-- Exercise --
Your answer should be a single number: the count of lines that include "this".

Figure contents as structured data
============

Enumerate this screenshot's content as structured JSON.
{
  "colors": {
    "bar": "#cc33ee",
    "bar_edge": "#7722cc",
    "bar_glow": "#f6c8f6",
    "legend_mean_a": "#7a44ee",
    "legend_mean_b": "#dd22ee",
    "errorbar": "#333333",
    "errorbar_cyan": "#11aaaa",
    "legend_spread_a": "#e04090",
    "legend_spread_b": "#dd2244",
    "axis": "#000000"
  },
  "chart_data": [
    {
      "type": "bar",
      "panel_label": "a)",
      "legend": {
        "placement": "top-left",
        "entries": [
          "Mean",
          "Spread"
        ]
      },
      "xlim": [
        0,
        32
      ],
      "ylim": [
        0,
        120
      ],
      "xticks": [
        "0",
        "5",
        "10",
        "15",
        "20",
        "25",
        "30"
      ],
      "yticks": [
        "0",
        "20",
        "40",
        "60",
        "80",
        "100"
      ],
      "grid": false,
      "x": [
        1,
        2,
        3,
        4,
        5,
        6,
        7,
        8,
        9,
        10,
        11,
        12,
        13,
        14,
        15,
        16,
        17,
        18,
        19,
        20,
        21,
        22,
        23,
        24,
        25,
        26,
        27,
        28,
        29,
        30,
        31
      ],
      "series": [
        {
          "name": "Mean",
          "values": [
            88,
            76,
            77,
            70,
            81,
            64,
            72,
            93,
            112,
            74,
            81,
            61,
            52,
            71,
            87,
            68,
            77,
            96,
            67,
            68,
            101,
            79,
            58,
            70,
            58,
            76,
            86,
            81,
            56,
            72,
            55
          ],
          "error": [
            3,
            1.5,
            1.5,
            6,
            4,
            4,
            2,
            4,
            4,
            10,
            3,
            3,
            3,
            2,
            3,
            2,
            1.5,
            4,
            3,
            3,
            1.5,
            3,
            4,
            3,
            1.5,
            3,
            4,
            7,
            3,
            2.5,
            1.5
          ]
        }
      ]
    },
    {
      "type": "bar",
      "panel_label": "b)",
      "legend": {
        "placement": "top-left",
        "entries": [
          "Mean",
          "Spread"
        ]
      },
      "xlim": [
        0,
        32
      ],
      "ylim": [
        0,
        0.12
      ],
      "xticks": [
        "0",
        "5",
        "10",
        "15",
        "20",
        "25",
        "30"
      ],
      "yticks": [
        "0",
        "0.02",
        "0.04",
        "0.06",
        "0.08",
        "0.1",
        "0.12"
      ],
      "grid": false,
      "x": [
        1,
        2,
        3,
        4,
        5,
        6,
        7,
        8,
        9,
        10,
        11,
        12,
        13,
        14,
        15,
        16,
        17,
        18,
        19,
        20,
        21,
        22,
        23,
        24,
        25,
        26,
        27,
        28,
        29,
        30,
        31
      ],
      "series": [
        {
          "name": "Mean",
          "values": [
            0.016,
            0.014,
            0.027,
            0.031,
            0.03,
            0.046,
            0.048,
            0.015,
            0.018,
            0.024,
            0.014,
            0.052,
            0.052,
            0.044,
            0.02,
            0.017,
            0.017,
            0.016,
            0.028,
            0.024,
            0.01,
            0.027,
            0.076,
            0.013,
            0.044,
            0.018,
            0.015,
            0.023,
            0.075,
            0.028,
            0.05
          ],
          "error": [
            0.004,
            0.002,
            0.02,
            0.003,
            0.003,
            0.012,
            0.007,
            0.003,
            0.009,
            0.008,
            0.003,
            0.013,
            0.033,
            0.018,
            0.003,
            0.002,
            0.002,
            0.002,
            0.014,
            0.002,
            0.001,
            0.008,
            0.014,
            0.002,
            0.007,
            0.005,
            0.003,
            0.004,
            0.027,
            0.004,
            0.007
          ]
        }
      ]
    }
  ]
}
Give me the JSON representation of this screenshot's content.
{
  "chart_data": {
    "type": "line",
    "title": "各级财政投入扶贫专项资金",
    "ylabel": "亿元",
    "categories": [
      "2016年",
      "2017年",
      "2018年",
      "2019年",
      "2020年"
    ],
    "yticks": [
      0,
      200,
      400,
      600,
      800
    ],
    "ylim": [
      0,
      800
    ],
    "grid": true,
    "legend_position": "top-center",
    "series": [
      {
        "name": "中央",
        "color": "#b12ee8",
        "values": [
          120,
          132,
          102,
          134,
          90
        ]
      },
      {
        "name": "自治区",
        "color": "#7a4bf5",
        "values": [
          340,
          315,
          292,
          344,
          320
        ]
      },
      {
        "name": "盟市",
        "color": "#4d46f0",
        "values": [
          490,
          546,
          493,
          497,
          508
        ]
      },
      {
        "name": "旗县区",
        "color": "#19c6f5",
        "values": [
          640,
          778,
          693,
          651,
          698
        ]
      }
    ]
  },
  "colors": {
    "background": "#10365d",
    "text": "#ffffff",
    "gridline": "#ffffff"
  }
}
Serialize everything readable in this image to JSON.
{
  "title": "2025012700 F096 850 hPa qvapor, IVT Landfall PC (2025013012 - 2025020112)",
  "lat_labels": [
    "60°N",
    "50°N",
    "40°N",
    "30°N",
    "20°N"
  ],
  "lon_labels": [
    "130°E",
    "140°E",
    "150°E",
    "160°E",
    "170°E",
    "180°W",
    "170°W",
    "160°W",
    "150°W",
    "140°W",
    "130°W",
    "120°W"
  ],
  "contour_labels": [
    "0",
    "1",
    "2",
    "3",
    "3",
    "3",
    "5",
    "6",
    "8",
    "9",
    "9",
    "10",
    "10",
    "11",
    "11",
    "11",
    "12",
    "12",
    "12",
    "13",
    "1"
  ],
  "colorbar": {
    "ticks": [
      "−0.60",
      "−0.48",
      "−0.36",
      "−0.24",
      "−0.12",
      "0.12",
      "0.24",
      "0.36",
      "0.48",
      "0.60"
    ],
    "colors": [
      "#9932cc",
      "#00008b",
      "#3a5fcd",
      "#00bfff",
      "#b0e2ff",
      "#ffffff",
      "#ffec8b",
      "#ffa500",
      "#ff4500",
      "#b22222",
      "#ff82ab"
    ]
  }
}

============

-- Response to the task --
3